Pictures should be excluded; otherwise, copy every entry exactly.

◆ ◆ ◆ ◆ ◆

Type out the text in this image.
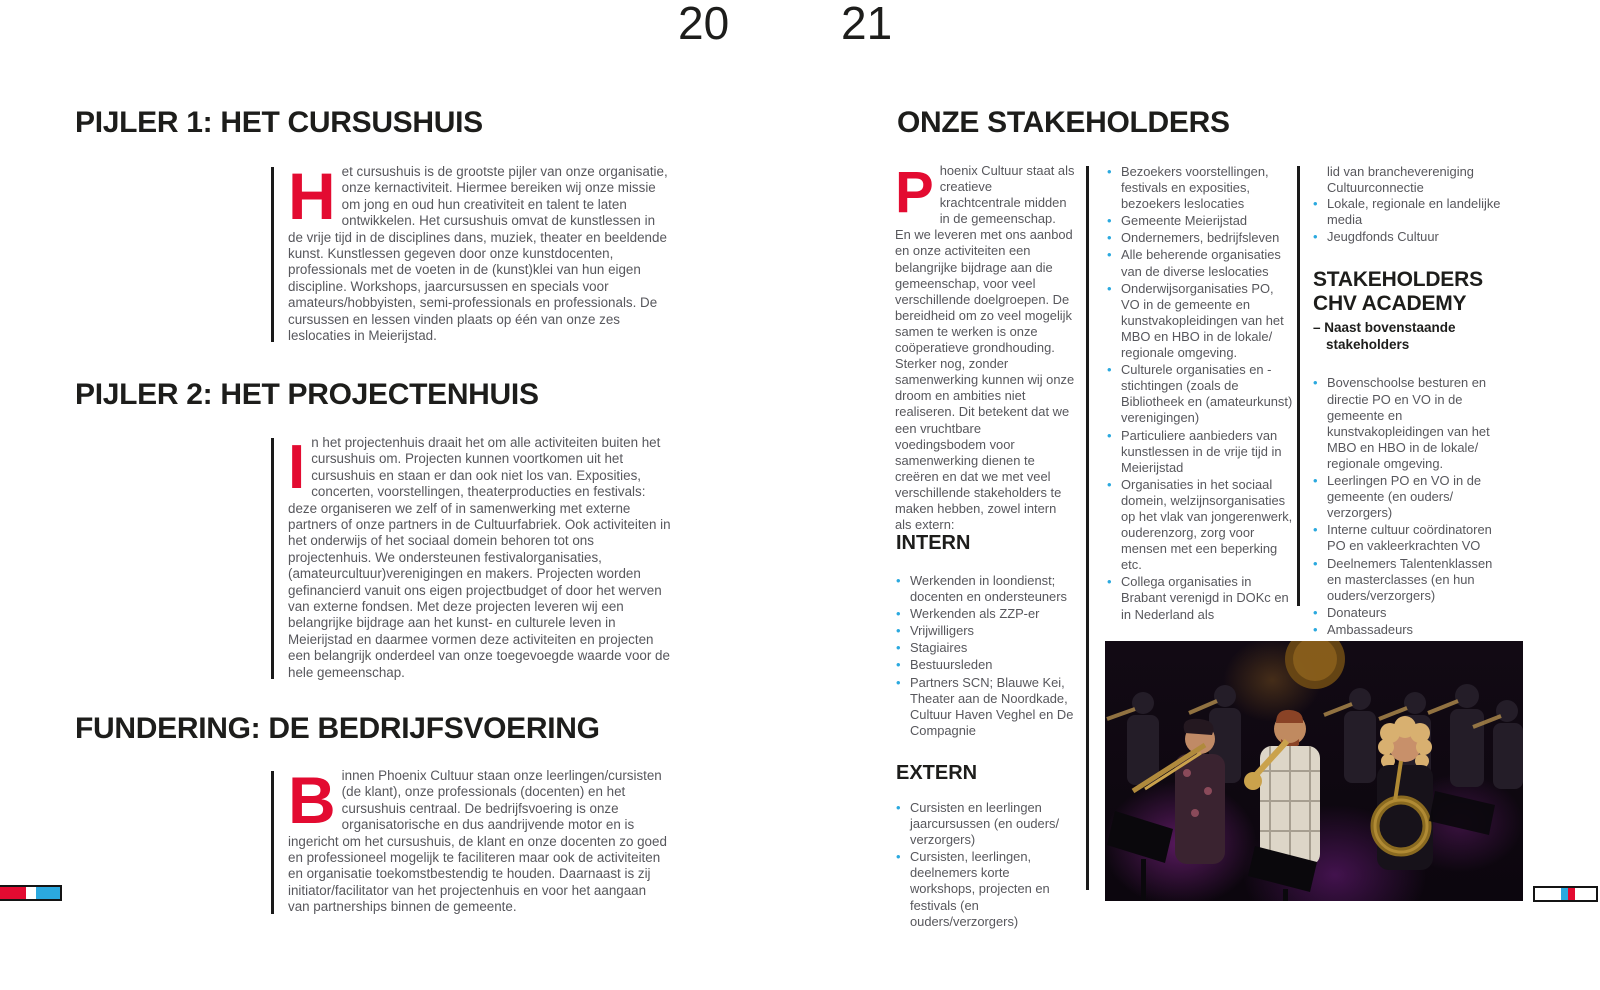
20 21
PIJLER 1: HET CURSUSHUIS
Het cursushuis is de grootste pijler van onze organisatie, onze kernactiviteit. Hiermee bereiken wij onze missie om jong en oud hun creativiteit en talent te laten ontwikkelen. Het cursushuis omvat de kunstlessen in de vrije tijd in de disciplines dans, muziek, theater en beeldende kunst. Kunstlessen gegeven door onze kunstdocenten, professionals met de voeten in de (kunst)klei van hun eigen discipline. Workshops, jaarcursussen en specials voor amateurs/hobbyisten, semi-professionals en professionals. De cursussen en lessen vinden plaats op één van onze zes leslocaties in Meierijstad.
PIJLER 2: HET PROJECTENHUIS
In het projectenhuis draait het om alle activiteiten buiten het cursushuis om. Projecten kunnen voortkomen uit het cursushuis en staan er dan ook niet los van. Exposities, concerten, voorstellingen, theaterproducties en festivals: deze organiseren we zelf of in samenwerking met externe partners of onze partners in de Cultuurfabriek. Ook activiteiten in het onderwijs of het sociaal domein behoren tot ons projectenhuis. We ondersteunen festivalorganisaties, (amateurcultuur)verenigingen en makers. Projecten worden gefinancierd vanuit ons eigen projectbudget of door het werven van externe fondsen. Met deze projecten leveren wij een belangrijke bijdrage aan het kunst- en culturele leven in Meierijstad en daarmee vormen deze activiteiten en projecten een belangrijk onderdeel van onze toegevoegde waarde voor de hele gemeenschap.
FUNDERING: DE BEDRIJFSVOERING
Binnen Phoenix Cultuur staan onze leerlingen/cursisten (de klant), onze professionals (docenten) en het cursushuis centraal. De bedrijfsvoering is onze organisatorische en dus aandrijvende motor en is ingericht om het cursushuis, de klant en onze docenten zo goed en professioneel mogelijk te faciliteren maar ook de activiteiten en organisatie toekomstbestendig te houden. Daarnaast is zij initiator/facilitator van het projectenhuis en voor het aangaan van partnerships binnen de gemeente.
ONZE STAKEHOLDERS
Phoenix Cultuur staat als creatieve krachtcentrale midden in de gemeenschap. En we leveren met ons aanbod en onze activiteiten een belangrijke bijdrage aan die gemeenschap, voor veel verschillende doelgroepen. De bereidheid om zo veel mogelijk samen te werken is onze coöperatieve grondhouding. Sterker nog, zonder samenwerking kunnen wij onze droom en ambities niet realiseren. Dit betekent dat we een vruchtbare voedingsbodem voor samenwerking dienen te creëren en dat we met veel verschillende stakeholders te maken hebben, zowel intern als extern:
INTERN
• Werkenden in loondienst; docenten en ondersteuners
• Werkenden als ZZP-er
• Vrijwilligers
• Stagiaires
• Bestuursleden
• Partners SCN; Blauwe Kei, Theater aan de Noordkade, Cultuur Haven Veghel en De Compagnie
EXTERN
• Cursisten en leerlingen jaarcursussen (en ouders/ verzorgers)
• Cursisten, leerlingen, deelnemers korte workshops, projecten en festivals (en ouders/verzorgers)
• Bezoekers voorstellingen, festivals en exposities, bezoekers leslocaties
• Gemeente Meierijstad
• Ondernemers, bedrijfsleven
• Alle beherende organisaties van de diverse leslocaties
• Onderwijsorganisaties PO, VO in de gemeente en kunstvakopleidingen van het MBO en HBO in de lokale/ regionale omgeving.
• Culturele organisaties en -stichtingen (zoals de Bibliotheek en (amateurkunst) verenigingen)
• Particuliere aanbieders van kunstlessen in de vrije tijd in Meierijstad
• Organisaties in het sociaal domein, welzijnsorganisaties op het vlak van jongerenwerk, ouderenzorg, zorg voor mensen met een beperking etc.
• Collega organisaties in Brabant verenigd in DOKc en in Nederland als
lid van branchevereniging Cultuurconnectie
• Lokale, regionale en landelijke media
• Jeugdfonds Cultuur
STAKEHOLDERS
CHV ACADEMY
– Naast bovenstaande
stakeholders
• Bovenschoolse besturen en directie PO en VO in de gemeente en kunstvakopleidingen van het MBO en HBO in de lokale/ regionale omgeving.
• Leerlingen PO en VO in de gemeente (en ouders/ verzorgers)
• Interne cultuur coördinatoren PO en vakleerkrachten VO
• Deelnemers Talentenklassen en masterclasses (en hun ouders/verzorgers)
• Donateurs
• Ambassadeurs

◆ ◆ ◆ ◆ ◆

■ Final result ■
Type out the text in this image.
20 21
PIJLER 1: HET CURSUSHUIS
Het cursushuis is de grootste pijler van onze organisatie, onze kernactiviteit. Hiermee bereiken wij onze missie om jong en oud hun creativiteit en talent te laten ontwikkelen. Het cursushuis omvat de kunstlessen in de vrije tijd in de disciplines dans, muziek, theater en beeldende kunst. Kunstlessen gegeven door onze kunstdocenten, professionals met de voeten in de (kunst)klei van hun eigen discipline. Workshops, jaarcursussen en specials voor amateurs/hobbyisten, semi-professionals en professionals. De cursussen en lessen vinden plaats op één van onze zes leslocaties in Meierijstad.
PIJLER 2: HET PROJECTENHUIS
In het projectenhuis draait het om alle activiteiten buiten het cursushuis om. Projecten kunnen voortkomen uit het cursushuis en staan er dan ook niet los van. Exposities, concerten, voorstellingen, theaterproducties en festivals: deze organiseren we zelf of in samenwerking met externe partners of onze partners in de Cultuurfabriek. Ook activiteiten in het onderwijs of het sociaal domein behoren tot ons projectenhuis. We ondersteunen festivalorganisaties, (amateurcultuur)verenigingen en makers. Projecten worden gefinancierd vanuit ons eigen projectbudget of door het werven van externe fondsen. Met deze projecten leveren wij een belangrijke bijdrage aan het kunst- en culturele leven in Meierijstad en daarmee vormen deze activiteiten en projecten een belangrijk onderdeel van onze toegevoegde waarde voor de hele gemeenschap.
FUNDERING: DE BEDRIJFSVOERING
Binnen Phoenix Cultuur staan onze leerlingen/cursisten (de klant), onze professionals (docenten) en het cursushuis centraal. De bedrijfsvoering is onze organisatorische en dus aandrijvende motor en is ingericht om het cursushuis, de klant en onze docenten zo goed en professioneel mogelijk te faciliteren maar ook de activiteiten en organisatie toekomstbestendig te houden. Daarnaast is zij initiator/facilitator van het projectenhuis en voor het aangaan van partnerships binnen de gemeente.
ONZE STAKEHOLDERS
Phoenix Cultuur staat als creatieve krachtcentrale midden in de gemeenschap. En we leveren met ons aanbod en onze activiteiten een belangrijke bijdrage aan die gemeenschap, voor veel verschillende doelgroepen. De bereidheid om zo veel mogelijk samen te werken is onze coöperatieve grondhouding. Sterker nog, zonder samenwerking kunnen wij onze droom en ambities niet realiseren. Dit betekent dat we een vruchtbare voedingsbodem voor samenwerking dienen te creëren en dat we met veel verschillende stakeholders te maken hebben, zowel intern als extern:
INTERN
• Werkenden in loondienst; docenten en ondersteuners
• Werkenden als ZZP-er
• Vrijwilligers
• Stagiaires
• Bestuursleden
• Partners SCN; Blauwe Kei, Theater aan de Noordkade, Cultuur Haven Veghel en De Compagnie
EXTERN
• Cursisten en leerlingen jaarcursussen (en ouders/ verzorgers)
• Cursisten, leerlingen, deelnemers korte workshops, projecten en festivals (en ouders/verzorgers)
• Bezoekers voorstellingen, festivals en exposities, bezoekers leslocaties
• Gemeente Meierijstad
• Ondernemers, bedrijfsleven
• Alle beherende organisaties van de diverse leslocaties
• Onderwijsorganisaties PO, VO in de gemeente en kunstvakopleidingen van het MBO en HBO in de lokale/ regionale omgeving.
• Culturele organisaties en -stichtingen (zoals de Bibliotheek en (amateurkunst) verenigingen)
• Particuliere aanbieders van kunstlessen in de vrije tijd in Meierijstad
• Organisaties in het sociaal domein, welzijnsorganisaties op het vlak van jongerenwerk, ouderenzorg, zorg voor mensen met een beperking etc.
• Collega organisaties in Brabant verenigd in DOKc en in Nederland als
lid van branchevereniging Cultuurconnectie
• Lokale, regionale en landelijke media
• Jeugdfonds Cultuur
STAKEHOLDERS
CHV ACADEMY
– Naast bovenstaande
stakeholders
• Bovenschoolse besturen en directie PO en VO in de gemeente en kunstvakopleidingen van het MBO en HBO in de lokale/ regionale omgeving.
• Leerlingen PO en VO in de gemeente (en ouders/ verzorgers)
• Interne cultuur coördinatoren PO en vakleerkrachten VO
• Deelnemers Talentenklassen en masterclasses (en hun ouders/verzorgers)
• Donateurs
• Ambassadeurs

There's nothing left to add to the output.